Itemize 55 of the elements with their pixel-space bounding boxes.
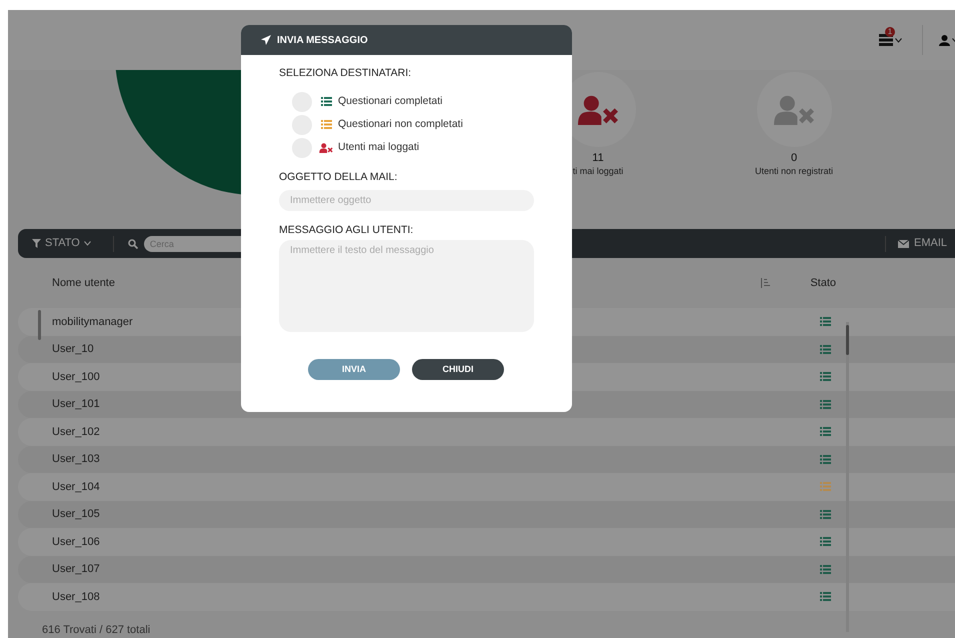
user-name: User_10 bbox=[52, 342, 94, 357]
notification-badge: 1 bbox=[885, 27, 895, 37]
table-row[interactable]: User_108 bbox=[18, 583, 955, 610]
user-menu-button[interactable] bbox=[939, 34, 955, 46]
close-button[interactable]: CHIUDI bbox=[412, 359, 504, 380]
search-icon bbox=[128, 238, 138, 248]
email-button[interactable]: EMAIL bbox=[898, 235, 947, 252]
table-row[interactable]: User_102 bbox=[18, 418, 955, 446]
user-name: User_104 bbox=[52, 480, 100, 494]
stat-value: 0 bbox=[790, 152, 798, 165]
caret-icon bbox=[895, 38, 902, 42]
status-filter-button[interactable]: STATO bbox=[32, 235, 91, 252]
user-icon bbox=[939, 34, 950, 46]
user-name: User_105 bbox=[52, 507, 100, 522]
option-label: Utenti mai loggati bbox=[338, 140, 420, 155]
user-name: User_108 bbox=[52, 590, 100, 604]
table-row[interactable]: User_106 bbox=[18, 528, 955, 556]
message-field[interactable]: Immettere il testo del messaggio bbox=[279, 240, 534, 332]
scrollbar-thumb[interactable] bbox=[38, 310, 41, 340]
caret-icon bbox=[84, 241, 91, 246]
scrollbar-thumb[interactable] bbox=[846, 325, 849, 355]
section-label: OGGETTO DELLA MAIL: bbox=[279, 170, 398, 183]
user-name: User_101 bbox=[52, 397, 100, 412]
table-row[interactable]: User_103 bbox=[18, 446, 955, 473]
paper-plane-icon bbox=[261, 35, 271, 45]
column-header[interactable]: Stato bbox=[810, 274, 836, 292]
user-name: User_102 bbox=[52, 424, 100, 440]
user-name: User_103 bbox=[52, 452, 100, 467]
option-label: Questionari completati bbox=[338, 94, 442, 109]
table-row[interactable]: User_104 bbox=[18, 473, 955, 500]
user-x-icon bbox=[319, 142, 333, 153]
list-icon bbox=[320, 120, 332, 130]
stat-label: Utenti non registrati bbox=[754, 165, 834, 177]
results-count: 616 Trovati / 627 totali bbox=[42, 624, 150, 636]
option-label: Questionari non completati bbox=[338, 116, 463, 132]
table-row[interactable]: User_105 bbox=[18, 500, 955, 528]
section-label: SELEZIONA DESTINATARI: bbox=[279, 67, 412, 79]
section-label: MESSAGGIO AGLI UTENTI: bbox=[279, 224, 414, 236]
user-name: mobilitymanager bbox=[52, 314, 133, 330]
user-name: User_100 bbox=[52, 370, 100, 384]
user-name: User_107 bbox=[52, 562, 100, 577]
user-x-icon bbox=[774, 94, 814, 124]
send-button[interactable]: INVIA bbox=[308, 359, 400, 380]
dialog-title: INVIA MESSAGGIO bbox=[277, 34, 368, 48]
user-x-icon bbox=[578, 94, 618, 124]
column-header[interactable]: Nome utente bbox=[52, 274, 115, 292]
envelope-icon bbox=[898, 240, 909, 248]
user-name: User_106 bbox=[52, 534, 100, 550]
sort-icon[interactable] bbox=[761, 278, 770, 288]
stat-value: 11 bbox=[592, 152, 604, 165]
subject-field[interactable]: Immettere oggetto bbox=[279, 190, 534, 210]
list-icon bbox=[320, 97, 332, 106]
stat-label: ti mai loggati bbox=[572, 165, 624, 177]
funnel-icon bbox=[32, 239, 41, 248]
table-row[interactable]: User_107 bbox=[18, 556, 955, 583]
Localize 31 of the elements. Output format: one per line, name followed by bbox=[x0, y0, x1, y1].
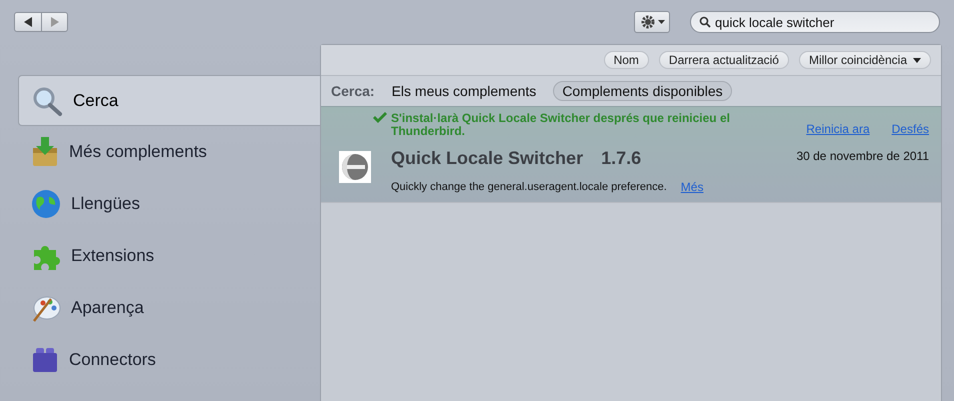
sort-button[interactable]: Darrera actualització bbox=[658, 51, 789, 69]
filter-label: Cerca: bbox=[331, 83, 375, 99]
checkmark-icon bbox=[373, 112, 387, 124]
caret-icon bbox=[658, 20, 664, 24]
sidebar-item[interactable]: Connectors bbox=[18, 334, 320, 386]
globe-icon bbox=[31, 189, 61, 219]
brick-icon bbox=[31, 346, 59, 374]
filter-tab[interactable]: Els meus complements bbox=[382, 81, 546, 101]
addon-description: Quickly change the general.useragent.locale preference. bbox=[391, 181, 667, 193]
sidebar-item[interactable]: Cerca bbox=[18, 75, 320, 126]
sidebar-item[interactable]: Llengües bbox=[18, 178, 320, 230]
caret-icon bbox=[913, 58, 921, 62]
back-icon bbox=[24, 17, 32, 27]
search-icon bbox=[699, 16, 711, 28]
·····
• _Aim_: Rewrite the lines from the one containing "user-name: User_10 bbox=[52, 342, 94, 357]" through the one containing "stat-value: 0 bbox=[790, 152, 798, 165]" as a numbered list, skipping any blank lines.

• _Solved exercise_:
1. user-name: User_10 bbox=[52, 342, 94, 357]
2. notification-badge: 1 bbox=[885, 27, 895, 37]
3. table-row[interactable]: User_108 bbox=[18, 583, 955, 610]
4. user-menu-button[interactable] bbox=[939, 34, 955, 46]
5. close-button[interactable]: CHIUDI bbox=[412, 359, 504, 380]
6. search-icon bbox=[128, 238, 138, 248]
7. email-button[interactable]: EMAIL bbox=[898, 235, 947, 252]
8. table-row[interactable]: User_102 bbox=[18, 418, 955, 446]
9. user-name: User_104 bbox=[52, 480, 100, 494]
10. stat-value: 0 bbox=[790, 152, 798, 165]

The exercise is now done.